(Data entries)
——————

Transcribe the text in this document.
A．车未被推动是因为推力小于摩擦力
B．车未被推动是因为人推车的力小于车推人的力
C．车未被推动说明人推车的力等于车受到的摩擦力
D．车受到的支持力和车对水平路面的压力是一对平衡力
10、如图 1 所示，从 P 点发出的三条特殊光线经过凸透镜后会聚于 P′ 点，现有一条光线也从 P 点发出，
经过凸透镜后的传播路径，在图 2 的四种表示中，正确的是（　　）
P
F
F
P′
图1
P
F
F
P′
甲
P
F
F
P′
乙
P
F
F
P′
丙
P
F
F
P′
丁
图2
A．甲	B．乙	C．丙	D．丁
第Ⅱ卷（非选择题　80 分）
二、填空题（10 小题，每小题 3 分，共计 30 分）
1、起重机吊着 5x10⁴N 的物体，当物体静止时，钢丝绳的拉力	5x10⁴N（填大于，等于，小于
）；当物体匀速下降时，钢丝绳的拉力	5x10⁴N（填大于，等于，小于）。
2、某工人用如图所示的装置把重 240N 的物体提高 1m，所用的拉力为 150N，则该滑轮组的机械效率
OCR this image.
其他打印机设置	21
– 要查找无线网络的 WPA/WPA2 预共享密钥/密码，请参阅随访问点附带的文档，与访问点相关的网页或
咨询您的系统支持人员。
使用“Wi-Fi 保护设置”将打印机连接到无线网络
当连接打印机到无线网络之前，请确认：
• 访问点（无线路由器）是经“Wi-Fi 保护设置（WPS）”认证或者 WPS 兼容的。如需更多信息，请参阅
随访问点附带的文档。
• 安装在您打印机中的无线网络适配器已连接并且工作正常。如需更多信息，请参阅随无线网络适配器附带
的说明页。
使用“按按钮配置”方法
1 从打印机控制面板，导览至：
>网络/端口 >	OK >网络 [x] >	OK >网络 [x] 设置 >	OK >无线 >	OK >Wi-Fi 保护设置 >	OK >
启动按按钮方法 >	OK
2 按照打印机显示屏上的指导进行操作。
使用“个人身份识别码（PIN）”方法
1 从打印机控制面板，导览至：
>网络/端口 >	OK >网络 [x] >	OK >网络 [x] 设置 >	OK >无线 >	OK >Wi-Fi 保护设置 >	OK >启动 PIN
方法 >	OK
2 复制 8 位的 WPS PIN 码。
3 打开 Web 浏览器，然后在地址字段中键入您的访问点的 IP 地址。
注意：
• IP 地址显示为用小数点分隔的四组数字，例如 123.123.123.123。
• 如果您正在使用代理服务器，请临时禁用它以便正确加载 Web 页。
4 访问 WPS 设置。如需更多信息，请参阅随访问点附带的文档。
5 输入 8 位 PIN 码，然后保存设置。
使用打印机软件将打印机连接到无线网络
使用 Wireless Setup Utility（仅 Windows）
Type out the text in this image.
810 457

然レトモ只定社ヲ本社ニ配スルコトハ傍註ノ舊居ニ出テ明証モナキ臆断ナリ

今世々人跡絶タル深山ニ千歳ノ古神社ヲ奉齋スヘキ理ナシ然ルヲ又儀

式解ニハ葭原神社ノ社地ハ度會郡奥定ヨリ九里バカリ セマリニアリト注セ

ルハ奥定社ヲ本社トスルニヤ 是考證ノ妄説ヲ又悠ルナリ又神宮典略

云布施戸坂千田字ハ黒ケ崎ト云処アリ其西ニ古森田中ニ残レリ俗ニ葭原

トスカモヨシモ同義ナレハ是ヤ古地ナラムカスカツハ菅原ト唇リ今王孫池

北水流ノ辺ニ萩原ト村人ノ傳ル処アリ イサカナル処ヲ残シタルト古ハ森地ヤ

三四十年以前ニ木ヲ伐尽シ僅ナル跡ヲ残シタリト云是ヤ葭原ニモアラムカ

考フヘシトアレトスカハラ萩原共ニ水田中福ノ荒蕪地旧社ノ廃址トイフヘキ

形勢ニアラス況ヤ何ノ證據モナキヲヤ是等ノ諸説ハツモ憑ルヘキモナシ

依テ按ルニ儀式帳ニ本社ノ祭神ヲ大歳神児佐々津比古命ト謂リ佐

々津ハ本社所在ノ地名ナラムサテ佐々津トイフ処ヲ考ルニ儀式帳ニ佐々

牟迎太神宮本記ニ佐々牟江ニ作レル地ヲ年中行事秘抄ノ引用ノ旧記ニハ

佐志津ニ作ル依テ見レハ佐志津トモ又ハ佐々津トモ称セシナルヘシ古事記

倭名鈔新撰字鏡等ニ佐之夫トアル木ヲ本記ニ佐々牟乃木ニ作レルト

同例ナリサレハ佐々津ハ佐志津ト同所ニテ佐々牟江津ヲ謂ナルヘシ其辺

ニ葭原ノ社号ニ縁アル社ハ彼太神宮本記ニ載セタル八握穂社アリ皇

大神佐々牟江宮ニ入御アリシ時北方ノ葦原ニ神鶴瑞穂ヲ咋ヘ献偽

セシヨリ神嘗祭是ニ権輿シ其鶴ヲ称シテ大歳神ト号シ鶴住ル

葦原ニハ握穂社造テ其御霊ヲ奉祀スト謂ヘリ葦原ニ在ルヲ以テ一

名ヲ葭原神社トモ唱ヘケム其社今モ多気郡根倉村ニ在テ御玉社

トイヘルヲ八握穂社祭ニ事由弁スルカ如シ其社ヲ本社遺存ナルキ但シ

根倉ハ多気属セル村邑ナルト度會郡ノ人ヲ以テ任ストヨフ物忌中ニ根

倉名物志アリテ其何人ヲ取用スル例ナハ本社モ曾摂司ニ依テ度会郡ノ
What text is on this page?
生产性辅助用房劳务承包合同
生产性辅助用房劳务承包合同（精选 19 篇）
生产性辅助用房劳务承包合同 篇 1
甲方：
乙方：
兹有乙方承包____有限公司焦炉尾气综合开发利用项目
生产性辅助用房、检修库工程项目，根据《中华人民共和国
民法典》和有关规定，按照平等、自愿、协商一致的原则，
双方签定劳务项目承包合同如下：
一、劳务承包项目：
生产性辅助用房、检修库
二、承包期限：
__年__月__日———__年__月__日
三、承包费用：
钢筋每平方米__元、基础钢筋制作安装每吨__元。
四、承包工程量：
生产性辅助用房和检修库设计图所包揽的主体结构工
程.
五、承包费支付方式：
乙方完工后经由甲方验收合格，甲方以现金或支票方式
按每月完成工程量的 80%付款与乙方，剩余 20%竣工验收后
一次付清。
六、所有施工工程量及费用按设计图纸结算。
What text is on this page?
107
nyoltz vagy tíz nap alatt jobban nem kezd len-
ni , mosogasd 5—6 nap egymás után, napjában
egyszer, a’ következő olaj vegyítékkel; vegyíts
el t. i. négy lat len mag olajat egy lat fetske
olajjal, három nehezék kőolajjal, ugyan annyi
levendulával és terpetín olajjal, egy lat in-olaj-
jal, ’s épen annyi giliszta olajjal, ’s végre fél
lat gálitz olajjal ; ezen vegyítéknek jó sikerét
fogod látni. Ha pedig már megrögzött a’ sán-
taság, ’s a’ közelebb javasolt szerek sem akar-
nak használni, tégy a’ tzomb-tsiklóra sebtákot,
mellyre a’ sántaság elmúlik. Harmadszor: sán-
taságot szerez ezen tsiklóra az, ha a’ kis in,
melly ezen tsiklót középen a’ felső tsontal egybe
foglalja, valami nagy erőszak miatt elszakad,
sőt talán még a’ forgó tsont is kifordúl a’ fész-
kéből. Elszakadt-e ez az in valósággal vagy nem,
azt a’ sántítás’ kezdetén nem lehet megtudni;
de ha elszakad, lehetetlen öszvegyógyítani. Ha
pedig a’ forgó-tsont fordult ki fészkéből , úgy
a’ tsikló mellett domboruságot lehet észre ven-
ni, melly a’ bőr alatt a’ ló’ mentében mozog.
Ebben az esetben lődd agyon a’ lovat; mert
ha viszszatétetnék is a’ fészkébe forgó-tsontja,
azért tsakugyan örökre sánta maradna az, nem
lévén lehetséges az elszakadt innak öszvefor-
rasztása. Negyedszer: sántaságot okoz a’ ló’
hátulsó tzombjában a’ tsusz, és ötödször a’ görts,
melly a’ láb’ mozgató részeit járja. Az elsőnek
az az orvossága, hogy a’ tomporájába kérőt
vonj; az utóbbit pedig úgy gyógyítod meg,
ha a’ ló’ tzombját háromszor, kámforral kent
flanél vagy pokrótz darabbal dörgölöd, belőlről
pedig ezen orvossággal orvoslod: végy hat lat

——————

▶ Task details:
Looking at the listing above, count the lines that contain "如需更多信息" and give nothing but the number.

▶ Output of the exercise:
3